(Data entries)
— BEGIN —
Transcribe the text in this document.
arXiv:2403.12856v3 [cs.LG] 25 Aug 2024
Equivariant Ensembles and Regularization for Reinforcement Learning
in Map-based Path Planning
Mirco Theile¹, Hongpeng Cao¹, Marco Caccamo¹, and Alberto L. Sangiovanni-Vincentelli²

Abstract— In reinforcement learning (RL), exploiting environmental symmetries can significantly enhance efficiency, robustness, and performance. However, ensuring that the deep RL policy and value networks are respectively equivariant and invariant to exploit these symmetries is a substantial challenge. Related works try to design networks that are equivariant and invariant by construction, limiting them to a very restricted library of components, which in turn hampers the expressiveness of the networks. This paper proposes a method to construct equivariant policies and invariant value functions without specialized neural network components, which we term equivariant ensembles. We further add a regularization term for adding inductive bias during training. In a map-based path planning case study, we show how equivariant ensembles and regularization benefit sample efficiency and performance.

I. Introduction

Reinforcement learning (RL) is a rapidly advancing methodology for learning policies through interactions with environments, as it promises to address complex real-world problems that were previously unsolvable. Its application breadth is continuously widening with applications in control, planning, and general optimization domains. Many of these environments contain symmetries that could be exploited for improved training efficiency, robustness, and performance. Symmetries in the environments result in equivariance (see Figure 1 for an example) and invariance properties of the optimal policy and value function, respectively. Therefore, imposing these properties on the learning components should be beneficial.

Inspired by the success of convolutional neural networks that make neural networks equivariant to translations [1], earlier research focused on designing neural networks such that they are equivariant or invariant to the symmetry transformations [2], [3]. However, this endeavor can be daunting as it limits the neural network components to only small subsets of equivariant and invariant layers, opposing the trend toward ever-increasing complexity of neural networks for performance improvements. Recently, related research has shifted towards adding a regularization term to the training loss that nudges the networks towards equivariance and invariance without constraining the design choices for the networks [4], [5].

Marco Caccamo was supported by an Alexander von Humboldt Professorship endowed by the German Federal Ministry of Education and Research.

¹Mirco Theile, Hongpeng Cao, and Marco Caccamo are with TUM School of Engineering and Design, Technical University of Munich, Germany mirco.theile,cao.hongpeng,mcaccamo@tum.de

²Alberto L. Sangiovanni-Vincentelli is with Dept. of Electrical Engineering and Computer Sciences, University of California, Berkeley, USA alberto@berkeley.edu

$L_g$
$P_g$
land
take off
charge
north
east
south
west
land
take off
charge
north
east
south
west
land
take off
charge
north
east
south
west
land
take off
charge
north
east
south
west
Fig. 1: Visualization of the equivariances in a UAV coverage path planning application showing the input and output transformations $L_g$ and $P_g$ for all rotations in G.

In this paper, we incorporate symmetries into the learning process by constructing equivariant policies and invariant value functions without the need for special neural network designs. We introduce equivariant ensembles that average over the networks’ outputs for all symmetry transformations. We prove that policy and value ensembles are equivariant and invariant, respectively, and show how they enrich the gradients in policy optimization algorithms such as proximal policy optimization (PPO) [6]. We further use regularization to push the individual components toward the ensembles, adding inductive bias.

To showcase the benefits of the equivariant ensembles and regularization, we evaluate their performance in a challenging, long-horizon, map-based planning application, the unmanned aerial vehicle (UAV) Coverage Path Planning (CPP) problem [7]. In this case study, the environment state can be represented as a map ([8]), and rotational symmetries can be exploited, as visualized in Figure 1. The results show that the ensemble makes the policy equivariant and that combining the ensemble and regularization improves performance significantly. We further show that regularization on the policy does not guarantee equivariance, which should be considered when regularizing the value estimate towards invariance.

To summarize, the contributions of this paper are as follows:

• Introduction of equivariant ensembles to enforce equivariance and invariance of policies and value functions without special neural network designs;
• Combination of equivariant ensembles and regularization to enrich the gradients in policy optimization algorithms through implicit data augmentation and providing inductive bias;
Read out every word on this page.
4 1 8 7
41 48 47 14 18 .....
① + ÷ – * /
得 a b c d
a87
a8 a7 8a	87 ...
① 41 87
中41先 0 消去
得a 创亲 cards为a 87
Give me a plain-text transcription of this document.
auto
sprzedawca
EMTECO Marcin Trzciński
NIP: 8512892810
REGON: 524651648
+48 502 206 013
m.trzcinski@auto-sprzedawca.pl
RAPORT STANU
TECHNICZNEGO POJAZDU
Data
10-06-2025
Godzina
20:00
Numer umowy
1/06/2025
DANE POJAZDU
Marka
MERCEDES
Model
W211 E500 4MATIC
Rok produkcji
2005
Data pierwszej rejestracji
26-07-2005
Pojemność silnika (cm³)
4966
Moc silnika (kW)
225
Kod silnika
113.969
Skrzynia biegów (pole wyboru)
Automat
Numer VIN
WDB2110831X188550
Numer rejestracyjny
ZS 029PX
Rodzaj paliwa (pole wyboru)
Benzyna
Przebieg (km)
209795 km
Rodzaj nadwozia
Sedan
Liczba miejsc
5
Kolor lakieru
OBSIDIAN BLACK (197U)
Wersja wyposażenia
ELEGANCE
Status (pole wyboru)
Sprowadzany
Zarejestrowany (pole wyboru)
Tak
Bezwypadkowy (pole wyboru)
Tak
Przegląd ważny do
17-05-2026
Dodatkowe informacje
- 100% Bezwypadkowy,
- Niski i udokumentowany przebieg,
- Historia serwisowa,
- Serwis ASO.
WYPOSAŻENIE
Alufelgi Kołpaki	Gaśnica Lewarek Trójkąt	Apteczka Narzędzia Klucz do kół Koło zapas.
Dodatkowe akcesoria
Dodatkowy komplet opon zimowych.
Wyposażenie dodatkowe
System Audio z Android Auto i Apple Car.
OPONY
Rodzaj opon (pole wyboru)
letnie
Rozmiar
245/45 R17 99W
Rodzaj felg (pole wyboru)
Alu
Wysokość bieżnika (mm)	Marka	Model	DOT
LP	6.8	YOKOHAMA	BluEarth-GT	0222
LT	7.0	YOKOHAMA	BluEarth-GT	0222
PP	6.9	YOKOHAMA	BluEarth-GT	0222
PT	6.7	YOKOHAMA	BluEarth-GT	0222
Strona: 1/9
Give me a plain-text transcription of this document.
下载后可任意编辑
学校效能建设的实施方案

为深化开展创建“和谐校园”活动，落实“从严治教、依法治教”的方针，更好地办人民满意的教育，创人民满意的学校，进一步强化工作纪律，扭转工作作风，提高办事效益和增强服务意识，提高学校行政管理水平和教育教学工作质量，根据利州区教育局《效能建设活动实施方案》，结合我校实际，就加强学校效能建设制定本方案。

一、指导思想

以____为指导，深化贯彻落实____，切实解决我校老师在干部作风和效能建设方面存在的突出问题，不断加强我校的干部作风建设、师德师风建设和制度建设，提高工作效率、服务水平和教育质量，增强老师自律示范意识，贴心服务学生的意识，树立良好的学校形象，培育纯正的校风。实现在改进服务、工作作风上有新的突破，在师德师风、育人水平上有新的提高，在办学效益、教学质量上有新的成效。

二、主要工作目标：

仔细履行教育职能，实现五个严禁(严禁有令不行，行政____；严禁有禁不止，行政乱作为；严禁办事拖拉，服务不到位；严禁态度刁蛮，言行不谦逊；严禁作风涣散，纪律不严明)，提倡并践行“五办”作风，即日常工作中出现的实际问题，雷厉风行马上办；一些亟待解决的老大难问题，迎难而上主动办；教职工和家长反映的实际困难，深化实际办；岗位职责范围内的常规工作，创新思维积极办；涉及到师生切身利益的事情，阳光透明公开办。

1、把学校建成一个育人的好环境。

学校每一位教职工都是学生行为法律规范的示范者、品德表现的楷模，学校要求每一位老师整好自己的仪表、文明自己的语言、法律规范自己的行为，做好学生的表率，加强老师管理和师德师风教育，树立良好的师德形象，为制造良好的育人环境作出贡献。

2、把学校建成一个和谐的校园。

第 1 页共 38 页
— END —
Instruction >>
All entries must be repeated verbatim.

Output of the exercise >>
Transcribe the text in this document.
arXiv:2403.12856v3 [cs.LG] 25 Aug 2024
Equivariant Ensembles and Regularization for Reinforcement Learning
in Map-based Path Planning
Mirco Theile¹, Hongpeng Cao¹, Marco Caccamo¹, and Alberto L. Sangiovanni-Vincentelli²

Abstract— In reinforcement learning (RL), exploiting environmental symmetries can significantly enhance efficiency, robustness, and performance. However, ensuring that the deep RL policy and value networks are respectively equivariant and invariant to exploit these symmetries is a substantial challenge. Related works try to design networks that are equivariant and invariant by construction, limiting them to a very restricted library of components, which in turn hampers the expressiveness of the networks. This paper proposes a method to construct equivariant policies and invariant value functions without specialized neural network components, which we term equivariant ensembles. We further add a regularization term for adding inductive bias during training. In a map-based path planning case study, we show how equivariant ensembles and regularization benefit sample efficiency and performance.

I. Introduction

Reinforcement learning (RL) is a rapidly advancing methodology for learning policies through interactions with environments, as it promises to address complex real-world problems that were previously unsolvable. Its application breadth is continuously widening with applications in control, planning, and general optimization domains. Many of these environments contain symmetries that could be exploited for improved training efficiency, robustness, and performance. Symmetries in the environments result in equivariance (see Figure 1 for an example) and invariance properties of the optimal policy and value function, respectively. Therefore, imposing these properties on the learning components should be beneficial.

Inspired by the success of convolutional neural networks that make neural networks equivariant to translations [1], earlier research focused on designing neural networks such that they are equivariant or invariant to the symmetry transformations [2], [3]. However, this endeavor can be daunting as it limits the neural network components to only small subsets of equivariant and invariant layers, opposing the trend toward ever-increasing complexity of neural networks for performance improvements. Recently, related research has shifted towards adding a regularization term to the training loss that nudges the networks towards equivariance and invariance without constraining the design choices for the networks [4], [5].

Marco Caccamo was supported by an Alexander von Humboldt Professorship endowed by the German Federal Ministry of Education and Research.

¹Mirco Theile, Hongpeng Cao, and Marco Caccamo are with TUM School of Engineering and Design, Technical University of Munich, Germany mirco.theile,cao.hongpeng,mcaccamo@tum.de

²Alberto L. Sangiovanni-Vincentelli is with Dept. of Electrical Engineering and Computer Sciences, University of California, Berkeley, USA alberto@berkeley.edu

$L_g$
$P_g$
land
take off
charge
north
east
south
west
land
take off
charge
north
east
south
west
land
take off
charge
north
east
south
west
land
take off
charge
north
east
south
west
Fig. 1: Visualization of the equivariances in a UAV coverage path planning application showing the input and output transformations $L_g$ and $P_g$ for all rotations in G.

In this paper, we incorporate symmetries into the learning process by constructing equivariant policies and invariant value functions without the need for special neural network designs. We introduce equivariant ensembles that average over the networks’ outputs for all symmetry transformations. We prove that policy and value ensembles are equivariant and invariant, respectively, and show how they enrich the gradients in policy optimization algorithms such as proximal policy optimization (PPO) [6]. We further use regularization to push the individual components toward the ensembles, adding inductive bias.

To showcase the benefits of the equivariant ensembles and regularization, we evaluate their performance in a challenging, long-horizon, map-based planning application, the unmanned aerial vehicle (UAV) Coverage Path Planning (CPP) problem [7]. In this case study, the environment state can be represented as a map ([8]), and rotational symmetries can be exploited, as visualized in Figure 1. The results show that the ensemble makes the policy equivariant and that combining the ensemble and regularization improves performance significantly. We further show that regularization on the policy does not guarantee equivariance, which should be considered when regularizing the value estimate towards invariance.

To summarize, the contributions of this paper are as follows:

• Introduction of equivariant ensembles to enforce equivariance and invariance of policies and value functions without special neural network designs;
• Combination of equivariant ensembles and regularization to enrich the gradients in policy optimization algorithms through implicit data augmentation and providing inductive bias;
Read out every word on this page.
4 1 8 7
41 48 47 14 18 .....
① + ÷ – * /
得 a b c d
a87
a8 a7 8a	87 ...
① 41 87
中41先 0 消去
得a 创亲 cards为a 87
Give me a plain-text transcription of this document.
auto
sprzedawca
EMTECO Marcin Trzciński
NIP: 8512892810
REGON: 524651648
+48 502 206 013
m.trzcinski@auto-sprzedawca.pl
RAPORT STANU
TECHNICZNEGO POJAZDU
Data
10-06-2025
Godzina
20:00
Numer umowy
1/06/2025
DANE POJAZDU
Marka
MERCEDES
Model
W211 E500 4MATIC
Rok produkcji
2005
Data pierwszej rejestracji
26-07-2005
Pojemność silnika (cm³)
4966
Moc silnika (kW)
225
Kod silnika
113.969
Skrzynia biegów (pole wyboru)
Automat
Numer VIN
WDB2110831X188550
Numer rejestracyjny
ZS 029PX
Rodzaj paliwa (pole wyboru)
Benzyna
Przebieg (km)
209795 km
Rodzaj nadwozia
Sedan
Liczba miejsc
5
Kolor lakieru
OBSIDIAN BLACK (197U)
Wersja wyposażenia
ELEGANCE
Status (pole wyboru)
Sprowadzany
Zarejestrowany (pole wyboru)
Tak
Bezwypadkowy (pole wyboru)
Tak
Przegląd ważny do
17-05-2026
Dodatkowe informacje
- 100% Bezwypadkowy,
- Niski i udokumentowany przebieg,
- Historia serwisowa,
- Serwis ASO.
WYPOSAŻENIE
Alufelgi Kołpaki	Gaśnica Lewarek Trójkąt	Apteczka Narzędzia Klucz do kół Koło zapas.
Dodatkowe akcesoria
Dodatkowy komplet opon zimowych.
Wyposażenie dodatkowe
System Audio z Android Auto i Apple Car.
OPONY
Rodzaj opon (pole wyboru)
letnie
Rozmiar
245/45 R17 99W
Rodzaj felg (pole wyboru)
Alu
Wysokość bieżnika (mm)	Marka	Model	DOT
LP	6.8	YOKOHAMA	BluEarth-GT	0222
LT	7.0	YOKOHAMA	BluEarth-GT	0222
PP	6.9	YOKOHAMA	BluEarth-GT	0222
PT	6.7	YOKOHAMA	BluEarth-GT	0222
Strona: 1/9
Give me a plain-text transcription of this document.
下载后可任意编辑
学校效能建设的实施方案

为深化开展创建“和谐校园”活动，落实“从严治教、依法治教”的方针，更好地办人民满意的教育，创人民满意的学校，进一步强化工作纪律，扭转工作作风，提高办事效益和增强服务意识，提高学校行政管理水平和教育教学工作质量，根据利州区教育局《效能建设活动实施方案》，结合我校实际，就加强学校效能建设制定本方案。

一、指导思想

以____为指导，深化贯彻落实____，切实解决我校老师在干部作风和效能建设方面存在的突出问题，不断加强我校的干部作风建设、师德师风建设和制度建设，提高工作效率、服务水平和教育质量，增强老师自律示范意识，贴心服务学生的意识，树立良好的学校形象，培育纯正的校风。实现在改进服务、工作作风上有新的突破，在师德师风、育人水平上有新的提高，在办学效益、教学质量上有新的成效。

二、主要工作目标：

仔细履行教育职能，实现五个严禁(严禁有令不行，行政____；严禁有禁不止，行政乱作为；严禁办事拖拉，服务不到位；严禁态度刁蛮，言行不谦逊；严禁作风涣散，纪律不严明)，提倡并践行“五办”作风，即日常工作中出现的实际问题，雷厉风行马上办；一些亟待解决的老大难问题，迎难而上主动办；教职工和家长反映的实际困难，深化实际办；岗位职责范围内的常规工作，创新思维积极办；涉及到师生切身利益的事情，阳光透明公开办。

1、把学校建成一个育人的好环境。

学校每一位教职工都是学生行为法律规范的示范者、品德表现的楷模，学校要求每一位老师整好自己的仪表、文明自己的语言、法律规范自己的行为，做好学生的表率，加强老师管理和师德师风教育，树立良好的师德形象，为制造良好的育人环境作出贡献。

2、把学校建成一个和谐的校园。

第 1 页共 38 页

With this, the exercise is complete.